*Listed entries*:
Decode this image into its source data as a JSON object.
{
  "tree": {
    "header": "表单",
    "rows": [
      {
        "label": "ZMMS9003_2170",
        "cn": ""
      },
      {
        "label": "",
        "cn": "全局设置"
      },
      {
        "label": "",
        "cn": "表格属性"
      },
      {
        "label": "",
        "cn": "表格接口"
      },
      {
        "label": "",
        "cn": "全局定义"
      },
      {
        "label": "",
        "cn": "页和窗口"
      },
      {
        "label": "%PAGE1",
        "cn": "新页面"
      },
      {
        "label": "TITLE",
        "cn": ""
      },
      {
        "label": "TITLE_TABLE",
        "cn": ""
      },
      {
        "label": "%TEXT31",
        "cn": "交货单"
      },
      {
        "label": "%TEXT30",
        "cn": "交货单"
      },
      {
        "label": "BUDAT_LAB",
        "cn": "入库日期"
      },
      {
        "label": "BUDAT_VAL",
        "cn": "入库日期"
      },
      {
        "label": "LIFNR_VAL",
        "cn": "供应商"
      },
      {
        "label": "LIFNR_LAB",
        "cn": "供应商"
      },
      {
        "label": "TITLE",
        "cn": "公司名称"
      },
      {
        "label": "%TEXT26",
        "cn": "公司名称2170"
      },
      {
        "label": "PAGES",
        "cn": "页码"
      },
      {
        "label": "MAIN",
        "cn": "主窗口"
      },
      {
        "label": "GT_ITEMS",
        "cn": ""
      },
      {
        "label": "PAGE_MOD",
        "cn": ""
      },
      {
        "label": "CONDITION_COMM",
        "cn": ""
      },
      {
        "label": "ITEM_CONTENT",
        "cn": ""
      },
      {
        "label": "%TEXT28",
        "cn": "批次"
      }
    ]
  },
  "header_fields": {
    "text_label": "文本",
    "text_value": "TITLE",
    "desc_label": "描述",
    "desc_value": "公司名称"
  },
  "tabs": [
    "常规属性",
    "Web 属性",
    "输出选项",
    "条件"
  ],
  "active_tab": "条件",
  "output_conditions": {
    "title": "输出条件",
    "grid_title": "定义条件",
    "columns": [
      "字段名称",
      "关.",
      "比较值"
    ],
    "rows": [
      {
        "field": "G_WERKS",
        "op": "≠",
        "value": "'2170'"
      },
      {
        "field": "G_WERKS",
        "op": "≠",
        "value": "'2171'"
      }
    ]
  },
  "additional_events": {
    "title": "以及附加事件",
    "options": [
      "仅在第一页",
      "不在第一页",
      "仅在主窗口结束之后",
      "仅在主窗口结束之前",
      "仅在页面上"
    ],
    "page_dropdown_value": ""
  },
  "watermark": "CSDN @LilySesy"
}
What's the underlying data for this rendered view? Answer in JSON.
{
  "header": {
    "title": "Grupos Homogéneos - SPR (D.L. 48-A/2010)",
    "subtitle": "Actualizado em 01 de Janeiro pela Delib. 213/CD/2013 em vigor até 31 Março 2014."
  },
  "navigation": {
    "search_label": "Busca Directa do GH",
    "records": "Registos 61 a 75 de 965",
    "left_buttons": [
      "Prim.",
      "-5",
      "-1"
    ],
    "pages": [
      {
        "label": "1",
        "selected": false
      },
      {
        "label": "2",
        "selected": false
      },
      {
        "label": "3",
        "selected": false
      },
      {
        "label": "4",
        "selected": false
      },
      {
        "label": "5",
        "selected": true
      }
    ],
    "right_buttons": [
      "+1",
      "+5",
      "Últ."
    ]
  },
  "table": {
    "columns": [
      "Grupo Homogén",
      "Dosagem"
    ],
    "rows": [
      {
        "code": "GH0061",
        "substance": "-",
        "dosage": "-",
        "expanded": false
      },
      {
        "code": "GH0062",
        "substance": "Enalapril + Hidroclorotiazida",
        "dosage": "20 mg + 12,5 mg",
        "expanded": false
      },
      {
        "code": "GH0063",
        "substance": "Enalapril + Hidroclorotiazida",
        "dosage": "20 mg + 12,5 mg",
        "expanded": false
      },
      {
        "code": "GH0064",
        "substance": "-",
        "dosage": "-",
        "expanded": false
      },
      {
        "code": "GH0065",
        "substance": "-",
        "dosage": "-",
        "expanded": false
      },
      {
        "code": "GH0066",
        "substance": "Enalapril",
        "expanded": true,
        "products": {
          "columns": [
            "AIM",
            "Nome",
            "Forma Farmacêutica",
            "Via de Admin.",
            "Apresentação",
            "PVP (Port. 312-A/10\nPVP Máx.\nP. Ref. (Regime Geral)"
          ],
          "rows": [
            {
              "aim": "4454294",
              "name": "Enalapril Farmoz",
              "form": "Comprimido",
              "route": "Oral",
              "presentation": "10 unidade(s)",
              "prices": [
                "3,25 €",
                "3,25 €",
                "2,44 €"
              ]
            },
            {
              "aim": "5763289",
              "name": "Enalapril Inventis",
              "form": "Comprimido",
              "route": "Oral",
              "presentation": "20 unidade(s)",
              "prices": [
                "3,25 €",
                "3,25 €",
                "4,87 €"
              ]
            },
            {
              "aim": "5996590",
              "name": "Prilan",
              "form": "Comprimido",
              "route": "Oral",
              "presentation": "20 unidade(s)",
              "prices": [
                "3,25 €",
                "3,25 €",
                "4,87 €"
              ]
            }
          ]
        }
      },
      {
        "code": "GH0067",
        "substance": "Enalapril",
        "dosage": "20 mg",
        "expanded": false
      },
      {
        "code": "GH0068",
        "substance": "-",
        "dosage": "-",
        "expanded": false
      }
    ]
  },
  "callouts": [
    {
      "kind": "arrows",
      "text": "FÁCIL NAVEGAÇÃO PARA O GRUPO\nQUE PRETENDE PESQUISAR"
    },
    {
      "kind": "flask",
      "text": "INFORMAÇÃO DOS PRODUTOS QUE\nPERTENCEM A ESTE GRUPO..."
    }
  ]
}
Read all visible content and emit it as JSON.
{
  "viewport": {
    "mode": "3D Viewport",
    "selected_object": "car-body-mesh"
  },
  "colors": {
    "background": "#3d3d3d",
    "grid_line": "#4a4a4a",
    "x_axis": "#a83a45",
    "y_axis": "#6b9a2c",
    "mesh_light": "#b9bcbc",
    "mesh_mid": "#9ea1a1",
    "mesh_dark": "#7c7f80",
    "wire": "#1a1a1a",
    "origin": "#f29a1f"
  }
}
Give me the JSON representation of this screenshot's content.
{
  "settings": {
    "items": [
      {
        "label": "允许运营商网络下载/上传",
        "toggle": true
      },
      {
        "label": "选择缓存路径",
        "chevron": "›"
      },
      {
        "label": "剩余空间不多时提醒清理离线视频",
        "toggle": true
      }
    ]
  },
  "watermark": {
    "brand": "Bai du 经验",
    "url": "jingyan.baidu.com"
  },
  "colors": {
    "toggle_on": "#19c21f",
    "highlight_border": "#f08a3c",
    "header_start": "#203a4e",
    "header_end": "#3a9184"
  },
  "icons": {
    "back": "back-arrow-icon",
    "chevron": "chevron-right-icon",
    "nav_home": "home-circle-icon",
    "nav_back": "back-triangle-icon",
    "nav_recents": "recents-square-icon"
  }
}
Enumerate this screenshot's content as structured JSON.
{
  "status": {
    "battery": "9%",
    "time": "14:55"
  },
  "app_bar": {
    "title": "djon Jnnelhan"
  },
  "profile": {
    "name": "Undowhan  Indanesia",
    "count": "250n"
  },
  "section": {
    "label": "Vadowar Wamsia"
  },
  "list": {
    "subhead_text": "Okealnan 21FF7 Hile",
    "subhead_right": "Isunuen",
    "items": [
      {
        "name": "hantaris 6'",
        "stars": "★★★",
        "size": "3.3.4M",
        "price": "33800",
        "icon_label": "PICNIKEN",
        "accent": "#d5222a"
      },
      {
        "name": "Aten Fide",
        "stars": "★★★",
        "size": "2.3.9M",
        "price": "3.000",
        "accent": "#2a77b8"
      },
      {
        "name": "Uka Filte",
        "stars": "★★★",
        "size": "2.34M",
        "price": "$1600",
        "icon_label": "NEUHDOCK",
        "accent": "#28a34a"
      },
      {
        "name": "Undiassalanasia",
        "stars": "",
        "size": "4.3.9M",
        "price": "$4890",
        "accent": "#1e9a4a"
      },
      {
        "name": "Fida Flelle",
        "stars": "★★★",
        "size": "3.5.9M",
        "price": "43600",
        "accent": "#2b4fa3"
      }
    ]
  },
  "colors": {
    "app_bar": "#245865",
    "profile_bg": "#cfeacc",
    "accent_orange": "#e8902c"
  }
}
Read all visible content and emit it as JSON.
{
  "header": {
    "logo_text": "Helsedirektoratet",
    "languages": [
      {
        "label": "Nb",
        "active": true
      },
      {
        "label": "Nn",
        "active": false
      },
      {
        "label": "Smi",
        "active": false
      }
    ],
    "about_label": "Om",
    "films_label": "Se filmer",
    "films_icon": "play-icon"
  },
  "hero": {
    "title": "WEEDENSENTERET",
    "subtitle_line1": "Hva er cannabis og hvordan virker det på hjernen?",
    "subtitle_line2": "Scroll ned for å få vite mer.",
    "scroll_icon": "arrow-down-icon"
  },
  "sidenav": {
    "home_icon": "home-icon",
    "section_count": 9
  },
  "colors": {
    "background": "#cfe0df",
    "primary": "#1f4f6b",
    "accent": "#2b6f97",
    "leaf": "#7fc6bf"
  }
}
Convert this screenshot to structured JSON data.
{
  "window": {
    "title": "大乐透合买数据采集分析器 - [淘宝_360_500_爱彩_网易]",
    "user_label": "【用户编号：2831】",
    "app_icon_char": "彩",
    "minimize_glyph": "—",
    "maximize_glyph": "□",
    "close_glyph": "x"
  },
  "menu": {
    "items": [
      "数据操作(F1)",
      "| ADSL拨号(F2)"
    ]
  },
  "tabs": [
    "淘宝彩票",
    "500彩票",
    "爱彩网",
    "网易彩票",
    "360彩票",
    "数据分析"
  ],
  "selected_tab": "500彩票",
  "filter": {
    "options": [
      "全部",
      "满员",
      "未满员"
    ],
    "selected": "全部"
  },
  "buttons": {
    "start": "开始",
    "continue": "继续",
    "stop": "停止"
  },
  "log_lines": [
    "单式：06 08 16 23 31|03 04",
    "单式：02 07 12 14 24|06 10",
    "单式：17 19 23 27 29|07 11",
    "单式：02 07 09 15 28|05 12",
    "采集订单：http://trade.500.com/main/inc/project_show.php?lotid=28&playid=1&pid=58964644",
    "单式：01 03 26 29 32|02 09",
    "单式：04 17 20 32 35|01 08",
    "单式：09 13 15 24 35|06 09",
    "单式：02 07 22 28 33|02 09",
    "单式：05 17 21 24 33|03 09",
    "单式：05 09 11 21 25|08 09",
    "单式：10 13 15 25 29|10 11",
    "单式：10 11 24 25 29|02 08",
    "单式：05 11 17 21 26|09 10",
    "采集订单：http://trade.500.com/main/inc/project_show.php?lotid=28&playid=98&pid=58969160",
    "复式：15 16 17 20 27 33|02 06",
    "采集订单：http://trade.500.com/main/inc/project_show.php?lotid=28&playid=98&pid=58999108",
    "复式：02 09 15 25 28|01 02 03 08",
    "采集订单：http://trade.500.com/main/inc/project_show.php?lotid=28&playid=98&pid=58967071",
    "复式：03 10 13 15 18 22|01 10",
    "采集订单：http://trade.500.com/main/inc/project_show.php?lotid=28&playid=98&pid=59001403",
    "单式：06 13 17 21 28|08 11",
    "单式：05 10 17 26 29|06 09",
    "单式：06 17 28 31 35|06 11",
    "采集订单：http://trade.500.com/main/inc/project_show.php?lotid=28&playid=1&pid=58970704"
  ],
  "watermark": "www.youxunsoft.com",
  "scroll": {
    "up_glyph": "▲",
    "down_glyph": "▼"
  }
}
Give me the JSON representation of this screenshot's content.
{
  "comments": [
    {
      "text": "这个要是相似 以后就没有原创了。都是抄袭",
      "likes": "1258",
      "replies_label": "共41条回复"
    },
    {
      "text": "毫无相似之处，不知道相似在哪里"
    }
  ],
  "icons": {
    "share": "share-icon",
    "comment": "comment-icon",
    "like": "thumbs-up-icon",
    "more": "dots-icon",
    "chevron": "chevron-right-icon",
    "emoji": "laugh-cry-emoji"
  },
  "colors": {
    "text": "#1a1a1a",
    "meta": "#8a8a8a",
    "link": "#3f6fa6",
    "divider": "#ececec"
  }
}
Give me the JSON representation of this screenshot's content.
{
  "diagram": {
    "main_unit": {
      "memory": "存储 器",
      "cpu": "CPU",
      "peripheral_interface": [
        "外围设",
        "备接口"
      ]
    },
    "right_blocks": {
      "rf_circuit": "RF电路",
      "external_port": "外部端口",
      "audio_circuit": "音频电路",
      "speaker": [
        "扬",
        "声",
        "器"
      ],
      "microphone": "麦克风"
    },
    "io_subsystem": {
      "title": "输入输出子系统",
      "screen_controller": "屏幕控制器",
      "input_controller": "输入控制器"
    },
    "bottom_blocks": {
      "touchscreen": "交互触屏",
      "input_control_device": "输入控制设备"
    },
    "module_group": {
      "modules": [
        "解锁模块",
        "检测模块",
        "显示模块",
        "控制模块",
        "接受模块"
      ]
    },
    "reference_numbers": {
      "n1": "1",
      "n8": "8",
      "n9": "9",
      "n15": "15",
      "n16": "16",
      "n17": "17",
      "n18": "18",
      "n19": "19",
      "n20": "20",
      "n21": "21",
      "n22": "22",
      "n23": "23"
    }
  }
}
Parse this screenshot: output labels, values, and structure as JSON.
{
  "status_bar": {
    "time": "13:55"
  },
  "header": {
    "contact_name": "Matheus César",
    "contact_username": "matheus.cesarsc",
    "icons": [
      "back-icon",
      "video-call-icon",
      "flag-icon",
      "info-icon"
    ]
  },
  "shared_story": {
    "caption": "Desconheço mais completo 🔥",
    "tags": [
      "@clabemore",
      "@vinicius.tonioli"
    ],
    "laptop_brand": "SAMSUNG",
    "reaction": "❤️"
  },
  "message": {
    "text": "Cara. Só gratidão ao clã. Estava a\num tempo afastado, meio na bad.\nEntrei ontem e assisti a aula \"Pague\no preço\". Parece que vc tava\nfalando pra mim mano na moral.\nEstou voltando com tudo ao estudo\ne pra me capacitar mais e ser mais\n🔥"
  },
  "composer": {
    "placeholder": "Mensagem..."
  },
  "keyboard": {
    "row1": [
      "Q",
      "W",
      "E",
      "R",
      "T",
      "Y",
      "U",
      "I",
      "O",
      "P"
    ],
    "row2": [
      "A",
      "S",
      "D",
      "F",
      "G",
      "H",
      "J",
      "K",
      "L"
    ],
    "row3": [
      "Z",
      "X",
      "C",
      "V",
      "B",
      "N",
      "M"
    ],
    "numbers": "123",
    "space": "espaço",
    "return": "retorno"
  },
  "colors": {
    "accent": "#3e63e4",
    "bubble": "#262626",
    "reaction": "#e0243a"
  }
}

*Problem requirements*:
Copy each line of the listing that includes "data".

*Exercise response*:
Decode this image into its source data as a JSON object.
What's the underlying data for this rendered view? Answer in JSON.
Convert this screenshot to structured JSON data.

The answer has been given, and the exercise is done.